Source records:
+++++

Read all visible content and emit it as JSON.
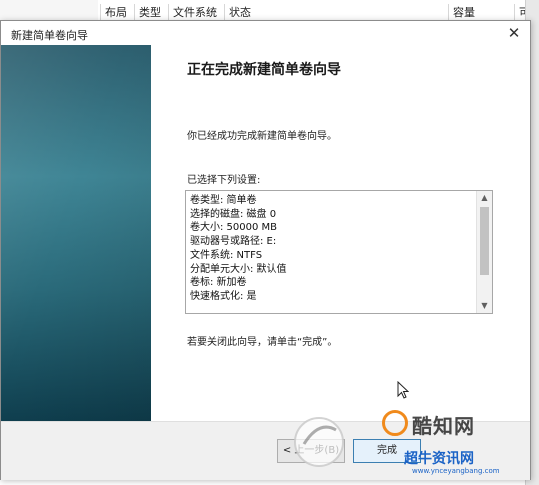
{
  "background": {
    "columns": [
      "布局",
      "类型",
      "文件系统",
      "状态",
      "容量",
      "可"
    ]
  },
  "wizard": {
    "title": "新建简单卷向导",
    "close_glyph": "✕",
    "heading": "正在完成新建简单卷向导",
    "message": "你已经成功完成新建简单卷向导。",
    "settings_label": "已选择下列设置:",
    "settings": [
      "卷类型: 简单卷",
      "选择的磁盘: 磁盘 0",
      "卷大小: 50000 MB",
      "驱动器号或路径: E:",
      "文件系统: NTFS",
      "分配单元大小: 默认值",
      "卷标: 新加卷",
      "快速格式化: 是"
    ],
    "close_hint": "若要关闭此向导，请单击“完成”。",
    "back_button": "< 上一步(B)",
    "finish_button": "完成"
  },
  "watermark": {
    "main": "酷知网",
    "sub": "超牛资讯网",
    "url": "www.ynceyangbang.com"
  },
  "colors": {
    "sidebar_top": "#2d5f6f",
    "sidebar_bottom": "#0f3f4f",
    "watermark_orange": "#f08a1c",
    "watermark_blue": "#1b63c6"
  }
}
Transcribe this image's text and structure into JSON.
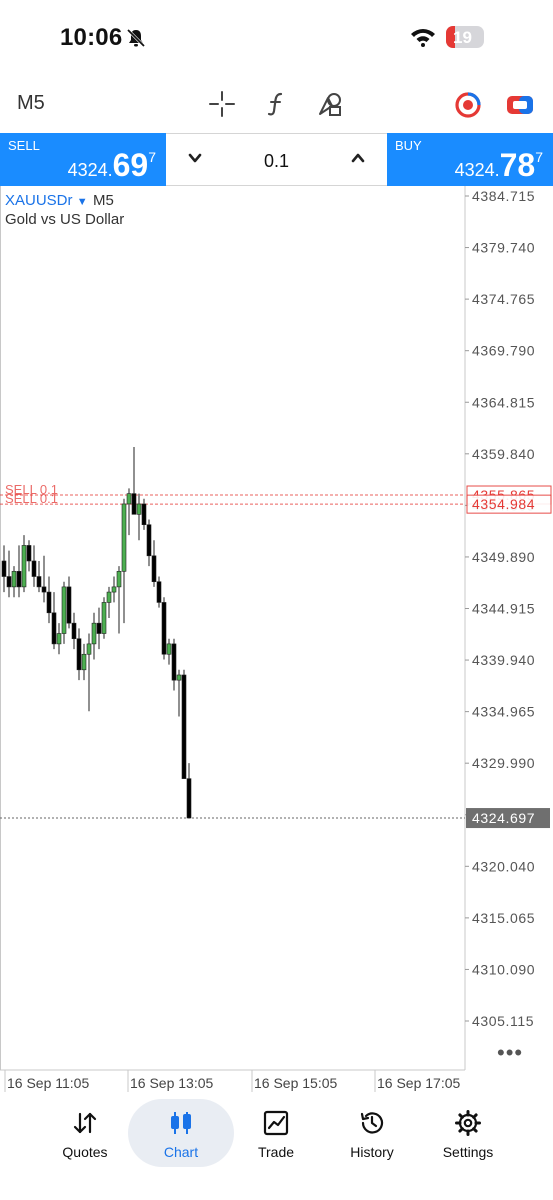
{
  "status_bar": {
    "time": "10:06",
    "battery_level": "19",
    "icons": [
      "bell-muted-icon",
      "wifi-icon",
      "battery-icon"
    ]
  },
  "toolbar": {
    "timeframe": "M5",
    "icons": [
      "crosshair-icon",
      "indicators-icon",
      "objects-icon",
      "account-icon",
      "one-click-trading-icon"
    ]
  },
  "trade": {
    "sell_label": "SELL",
    "sell_price_main": "4324.",
    "sell_price_big": "69",
    "sell_price_sup": "7",
    "buy_label": "BUY",
    "buy_price_main": "4324.",
    "buy_price_big": "78",
    "buy_price_sup": "7",
    "volume": "0.1"
  },
  "chart": {
    "symbol": "XAUUSDr",
    "timeframe": "M5",
    "description": "Gold vs US Dollar",
    "order_lines": [
      {
        "label": "SELL 0.1",
        "price": "4355.865"
      },
      {
        "label": "SELL 0.1",
        "price": "4354.984"
      }
    ],
    "current_price_label": "4324.697"
  },
  "chart_data": {
    "type": "candlestick",
    "y_ticks": [
      "4384.715",
      "4379.740",
      "4374.765",
      "4369.790",
      "4364.815",
      "4359.840",
      "4354.865",
      "4349.890",
      "4344.915",
      "4339.940",
      "4334.965",
      "4329.990",
      "4325.015",
      "4320.040",
      "4315.065",
      "4310.090",
      "4305.115"
    ],
    "y_tick_values": [
      4384.715,
      4379.74,
      4374.765,
      4369.79,
      4364.815,
      4359.84,
      4354.865,
      4349.89,
      4344.915,
      4339.94,
      4334.965,
      4329.99,
      4325.015,
      4320.04,
      4315.065,
      4310.09,
      4305.115
    ],
    "x_labels": [
      "16 Sep 11:05",
      "16 Sep 13:05",
      "16 Sep 15:05",
      "16 Sep 17:05"
    ],
    "ylim": [
      4302.0,
      4388.0
    ],
    "current_price": 4324.697,
    "order_prices": [
      4355.865,
      4354.984
    ],
    "up_color": "#4caf50",
    "down_color": "#000000",
    "candles": [
      {
        "o": 4349.5,
        "h": 4351.0,
        "l": 4346.5,
        "c": 4348.0
      },
      {
        "o": 4348.0,
        "h": 4350.5,
        "l": 4346.0,
        "c": 4347.0
      },
      {
        "o": 4347.0,
        "h": 4349.0,
        "l": 4346.0,
        "c": 4348.5
      },
      {
        "o": 4348.5,
        "h": 4351.0,
        "l": 4346.0,
        "c": 4347.0
      },
      {
        "o": 4347.0,
        "h": 4352.0,
        "l": 4346.5,
        "c": 4351.0
      },
      {
        "o": 4351.0,
        "h": 4351.5,
        "l": 4348.5,
        "c": 4349.5
      },
      {
        "o": 4349.5,
        "h": 4351.0,
        "l": 4347.0,
        "c": 4348.0
      },
      {
        "o": 4348.0,
        "h": 4349.5,
        "l": 4346.5,
        "c": 4347.0
      },
      {
        "o": 4347.0,
        "h": 4350.0,
        "l": 4345.5,
        "c": 4346.5
      },
      {
        "o": 4346.5,
        "h": 4348.0,
        "l": 4343.5,
        "c": 4344.5
      },
      {
        "o": 4344.5,
        "h": 4346.5,
        "l": 4341.0,
        "c": 4341.5
      },
      {
        "o": 4341.5,
        "h": 4343.5,
        "l": 4340.5,
        "c": 4342.5
      },
      {
        "o": 4342.5,
        "h": 4347.5,
        "l": 4341.5,
        "c": 4347.0
      },
      {
        "o": 4347.0,
        "h": 4348.0,
        "l": 4343.0,
        "c": 4343.5
      },
      {
        "o": 4343.5,
        "h": 4344.5,
        "l": 4341.0,
        "c": 4342.0
      },
      {
        "o": 4342.0,
        "h": 4343.0,
        "l": 4338.0,
        "c": 4339.0
      },
      {
        "o": 4339.0,
        "h": 4341.5,
        "l": 4338.0,
        "c": 4340.5
      },
      {
        "o": 4340.5,
        "h": 4342.5,
        "l": 4335.0,
        "c": 4341.5
      },
      {
        "o": 4341.5,
        "h": 4344.5,
        "l": 4340.0,
        "c": 4343.5
      },
      {
        "o": 4343.5,
        "h": 4345.0,
        "l": 4341.0,
        "c": 4342.5
      },
      {
        "o": 4342.5,
        "h": 4346.0,
        "l": 4342.0,
        "c": 4345.5
      },
      {
        "o": 4345.5,
        "h": 4347.0,
        "l": 4344.0,
        "c": 4346.5
      },
      {
        "o": 4346.5,
        "h": 4348.0,
        "l": 4345.5,
        "c": 4347.0
      },
      {
        "o": 4347.0,
        "h": 4349.0,
        "l": 4342.5,
        "c": 4348.5
      },
      {
        "o": 4348.5,
        "h": 4355.5,
        "l": 4343.5,
        "c": 4355.0
      },
      {
        "o": 4355.0,
        "h": 4356.5,
        "l": 4352.0,
        "c": 4356.0
      },
      {
        "o": 4356.0,
        "h": 4360.5,
        "l": 4355.0,
        "c": 4354.0
      },
      {
        "o": 4354.0,
        "h": 4356.0,
        "l": 4351.5,
        "c": 4355.0
      },
      {
        "o": 4355.0,
        "h": 4355.5,
        "l": 4352.5,
        "c": 4353.0
      },
      {
        "o": 4353.0,
        "h": 4353.5,
        "l": 4349.0,
        "c": 4350.0
      },
      {
        "o": 4350.0,
        "h": 4351.5,
        "l": 4347.0,
        "c": 4347.5
      },
      {
        "o": 4347.5,
        "h": 4348.0,
        "l": 4345.0,
        "c": 4345.5
      },
      {
        "o": 4345.5,
        "h": 4346.0,
        "l": 4340.0,
        "c": 4340.5
      },
      {
        "o": 4340.5,
        "h": 4342.0,
        "l": 4339.5,
        "c": 4341.5
      },
      {
        "o": 4341.5,
        "h": 4342.0,
        "l": 4337.0,
        "c": 4338.0
      },
      {
        "o": 4338.0,
        "h": 4339.0,
        "l": 4334.5,
        "c": 4338.5
      },
      {
        "o": 4338.5,
        "h": 4339.0,
        "l": 4328.5,
        "c": 4328.5
      },
      {
        "o": 4328.5,
        "h": 4330.0,
        "l": 4324.7,
        "c": 4324.7
      }
    ]
  },
  "nav": {
    "items": [
      {
        "label": "Quotes",
        "icon": "quotes-arrows-icon"
      },
      {
        "label": "Chart",
        "icon": "candlestick-chart-icon",
        "active": true
      },
      {
        "label": "Trade",
        "icon": "trade-graph-icon"
      },
      {
        "label": "History",
        "icon": "history-clock-icon"
      },
      {
        "label": "Settings",
        "icon": "settings-gear-icon"
      }
    ]
  },
  "colors": {
    "accent": "#1a8cff",
    "order_line": "#e53935",
    "active_nav": "#1a73e8"
  }
}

+++++

Copy each line in the data that holds the word "candlestick".

    "type": "candlestick",
        "icon": "candlestick-chart-icon",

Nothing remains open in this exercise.